Exercise description
Transcribe all the entries word for word, omitting any pictures they contain.

Records
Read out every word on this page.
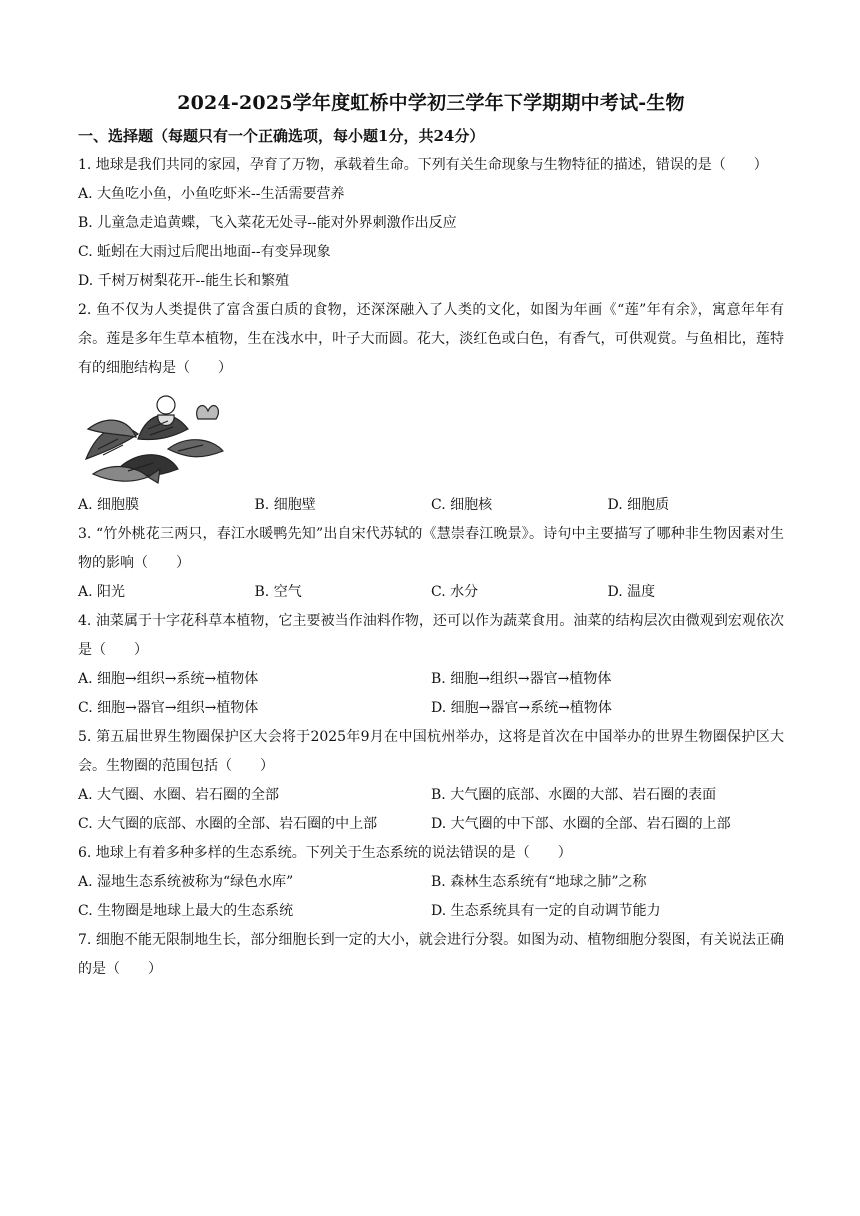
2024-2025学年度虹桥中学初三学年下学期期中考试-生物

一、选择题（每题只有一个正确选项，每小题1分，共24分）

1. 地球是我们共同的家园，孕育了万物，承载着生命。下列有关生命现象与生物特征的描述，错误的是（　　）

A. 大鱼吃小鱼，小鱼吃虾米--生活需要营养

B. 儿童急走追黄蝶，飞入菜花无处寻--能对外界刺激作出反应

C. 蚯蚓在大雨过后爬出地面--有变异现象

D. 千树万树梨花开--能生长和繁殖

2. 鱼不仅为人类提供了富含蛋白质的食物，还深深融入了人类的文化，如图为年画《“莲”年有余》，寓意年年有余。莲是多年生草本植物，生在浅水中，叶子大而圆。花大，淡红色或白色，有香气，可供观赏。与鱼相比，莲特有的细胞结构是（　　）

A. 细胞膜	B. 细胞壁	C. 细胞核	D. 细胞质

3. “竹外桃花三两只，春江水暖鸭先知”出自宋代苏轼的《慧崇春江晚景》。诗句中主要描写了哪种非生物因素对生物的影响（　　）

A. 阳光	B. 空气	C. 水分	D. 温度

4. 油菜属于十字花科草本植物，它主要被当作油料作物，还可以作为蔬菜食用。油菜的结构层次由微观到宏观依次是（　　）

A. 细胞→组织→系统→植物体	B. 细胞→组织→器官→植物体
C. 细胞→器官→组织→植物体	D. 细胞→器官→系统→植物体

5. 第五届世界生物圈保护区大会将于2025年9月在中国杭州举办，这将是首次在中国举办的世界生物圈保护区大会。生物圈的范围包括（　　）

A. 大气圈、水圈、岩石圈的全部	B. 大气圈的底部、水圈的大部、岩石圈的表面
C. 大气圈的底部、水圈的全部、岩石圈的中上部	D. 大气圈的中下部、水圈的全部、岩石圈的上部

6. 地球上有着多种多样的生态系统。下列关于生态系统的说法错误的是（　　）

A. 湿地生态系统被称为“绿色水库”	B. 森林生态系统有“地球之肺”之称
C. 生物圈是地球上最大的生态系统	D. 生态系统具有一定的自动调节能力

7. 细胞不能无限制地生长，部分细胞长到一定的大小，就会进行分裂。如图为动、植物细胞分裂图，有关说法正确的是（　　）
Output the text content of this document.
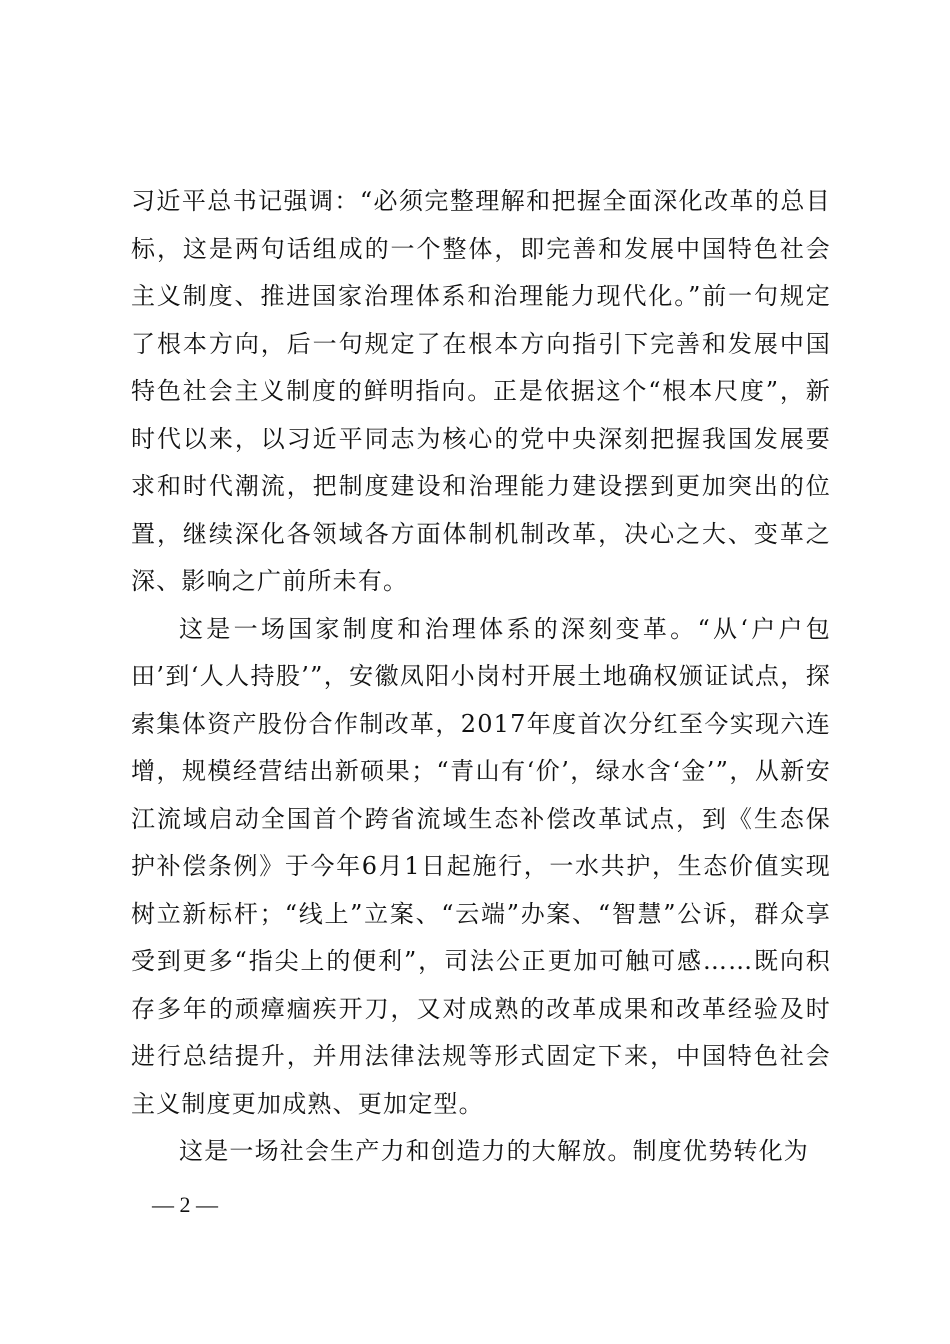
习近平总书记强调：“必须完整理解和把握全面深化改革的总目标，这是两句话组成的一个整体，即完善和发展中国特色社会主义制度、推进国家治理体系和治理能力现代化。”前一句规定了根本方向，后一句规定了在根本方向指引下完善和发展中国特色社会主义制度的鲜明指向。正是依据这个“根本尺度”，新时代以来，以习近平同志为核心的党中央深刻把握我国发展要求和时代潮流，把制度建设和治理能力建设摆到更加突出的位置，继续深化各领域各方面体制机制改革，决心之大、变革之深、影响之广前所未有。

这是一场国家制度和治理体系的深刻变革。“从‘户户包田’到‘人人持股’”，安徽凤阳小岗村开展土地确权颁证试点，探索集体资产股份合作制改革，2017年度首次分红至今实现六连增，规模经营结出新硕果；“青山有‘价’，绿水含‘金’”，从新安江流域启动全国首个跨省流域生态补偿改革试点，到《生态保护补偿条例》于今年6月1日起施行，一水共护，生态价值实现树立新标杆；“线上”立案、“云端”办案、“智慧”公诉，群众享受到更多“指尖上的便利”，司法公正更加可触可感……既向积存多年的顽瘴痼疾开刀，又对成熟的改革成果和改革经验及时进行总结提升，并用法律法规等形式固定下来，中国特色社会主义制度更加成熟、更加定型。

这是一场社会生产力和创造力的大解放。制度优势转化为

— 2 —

Output
Read out every word on this page.
2024-2025学年度虹桥中学初三学年下学期期中考试-生物

一、选择题（每题只有一个正确选项，每小题1分，共24分）

1. 地球是我们共同的家园，孕育了万物，承载着生命。下列有关生命现象与生物特征的描述，错误的是（　　）

A. 大鱼吃小鱼，小鱼吃虾米--生活需要营养

B. 儿童急走追黄蝶，飞入菜花无处寻--能对外界刺激作出反应

C. 蚯蚓在大雨过后爬出地面--有变异现象

D. 千树万树梨花开--能生长和繁殖

2. 鱼不仅为人类提供了富含蛋白质的食物，还深深融入了人类的文化，如图为年画《“莲”年有余》，寓意年年有余。莲是多年生草本植物，生在浅水中，叶子大而圆。花大，淡红色或白色，有香气，可供观赏。与鱼相比，莲特有的细胞结构是（　　）

A. 细胞膜	B. 细胞壁	C. 细胞核	D. 细胞质

3. “竹外桃花三两只，春江水暖鸭先知”出自宋代苏轼的《慧崇春江晚景》。诗句中主要描写了哪种非生物因素对生物的影响（　　）

A. 阳光	B. 空气	C. 水分	D. 温度

4. 油菜属于十字花科草本植物，它主要被当作油料作物，还可以作为蔬菜食用。油菜的结构层次由微观到宏观依次是（　　）

A. 细胞→组织→系统→植物体	B. 细胞→组织→器官→植物体
C. 细胞→器官→组织→植物体	D. 细胞→器官→系统→植物体

5. 第五届世界生物圈保护区大会将于2025年9月在中国杭州举办，这将是首次在中国举办的世界生物圈保护区大会。生物圈的范围包括（　　）

A. 大气圈、水圈、岩石圈的全部	B. 大气圈的底部、水圈的大部、岩石圈的表面
C. 大气圈的底部、水圈的全部、岩石圈的中上部	D. 大气圈的中下部、水圈的全部、岩石圈的上部

6. 地球上有着多种多样的生态系统。下列关于生态系统的说法错误的是（　　）

A. 湿地生态系统被称为“绿色水库”	B. 森林生态系统有“地球之肺”之称
C. 生物圈是地球上最大的生态系统	D. 生态系统具有一定的自动调节能力

7. 细胞不能无限制地生长，部分细胞长到一定的大小，就会进行分裂。如图为动、植物细胞分裂图，有关说法正确的是（　　）
Output the text content of this document.
习近平总书记强调：“必须完整理解和把握全面深化改革的总目标，这是两句话组成的一个整体，即完善和发展中国特色社会主义制度、推进国家治理体系和治理能力现代化。”前一句规定了根本方向，后一句规定了在根本方向指引下完善和发展中国特色社会主义制度的鲜明指向。正是依据这个“根本尺度”，新时代以来，以习近平同志为核心的党中央深刻把握我国发展要求和时代潮流，把制度建设和治理能力建设摆到更加突出的位置，继续深化各领域各方面体制机制改革，决心之大、变革之深、影响之广前所未有。

这是一场国家制度和治理体系的深刻变革。“从‘户户包田’到‘人人持股’”，安徽凤阳小岗村开展土地确权颁证试点，探索集体资产股份合作制改革，2017年度首次分红至今实现六连增，规模经营结出新硕果；“青山有‘价’，绿水含‘金’”，从新安江流域启动全国首个跨省流域生态补偿改革试点，到《生态保护补偿条例》于今年6月1日起施行，一水共护，生态价值实现树立新标杆；“线上”立案、“云端”办案、“智慧”公诉，群众享受到更多“指尖上的便利”，司法公正更加可触可感……既向积存多年的顽瘴痼疾开刀，又对成熟的改革成果和改革经验及时进行总结提升，并用法律法规等形式固定下来，中国特色社会主义制度更加成熟、更加定型。

这是一场社会生产力和创造力的大解放。制度优势转化为

— 2 —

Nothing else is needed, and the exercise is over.